> **What you have to do**: Every record should be written out exactly, with the pictures left out.

> **Data extract**:
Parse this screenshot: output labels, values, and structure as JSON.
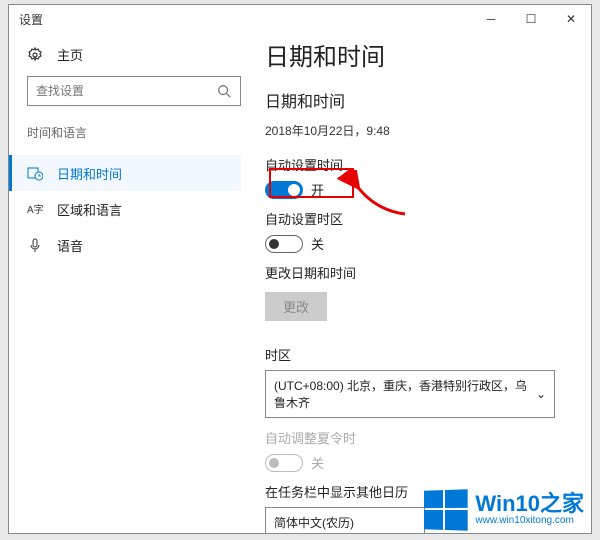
{
  "titlebar": {
    "title": "设置"
  },
  "sidebar": {
    "home": "主页",
    "search_placeholder": "查找设置",
    "section": "时间和语言",
    "items": [
      {
        "label": "日期和时间"
      },
      {
        "label": "区域和语言"
      },
      {
        "label": "语音"
      }
    ]
  },
  "main": {
    "heading": "日期和时间",
    "subheading": "日期和时间",
    "timestamp": "2018年10月22日，9:48",
    "auto_time_label": "自动设置时间",
    "auto_time_state": "开",
    "auto_tz_label": "自动设置时区",
    "auto_tz_state": "关",
    "change_label": "更改日期和时间",
    "change_button": "更改",
    "tz_label": "时区",
    "tz_value": "(UTC+08:00) 北京，重庆，香港特别行政区，乌鲁木齐",
    "dst_label": "自动调整夏令时",
    "dst_state": "关",
    "taskbar_label": "在任务栏中显示其他日历",
    "taskbar_value": "简体中文(农历)"
  },
  "branding": {
    "name": "Win10之家",
    "url": "www.win10xitong.com"
  }
}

> **Worked answer**:
Parse this screenshot: output labels, values, and structure as JSON.
{
  "titlebar": {
    "title": "设置"
  },
  "sidebar": {
    "home": "主页",
    "search_placeholder": "查找设置",
    "section": "时间和语言",
    "items": [
      {
        "label": "日期和时间"
      },
      {
        "label": "区域和语言"
      },
      {
        "label": "语音"
      }
    ]
  },
  "main": {
    "heading": "日期和时间",
    "subheading": "日期和时间",
    "timestamp": "2018年10月22日，9:48",
    "auto_time_label": "自动设置时间",
    "auto_time_state": "开",
    "auto_tz_label": "自动设置时区",
    "auto_tz_state": "关",
    "change_label": "更改日期和时间",
    "change_button": "更改",
    "tz_label": "时区",
    "tz_value": "(UTC+08:00) 北京，重庆，香港特别行政区，乌鲁木齐",
    "dst_label": "自动调整夏令时",
    "dst_state": "关",
    "taskbar_label": "在任务栏中显示其他日历",
    "taskbar_value": "简体中文(农历)"
  },
  "branding": {
    "name": "Win10之家",
    "url": "www.win10xitong.com"
  }
}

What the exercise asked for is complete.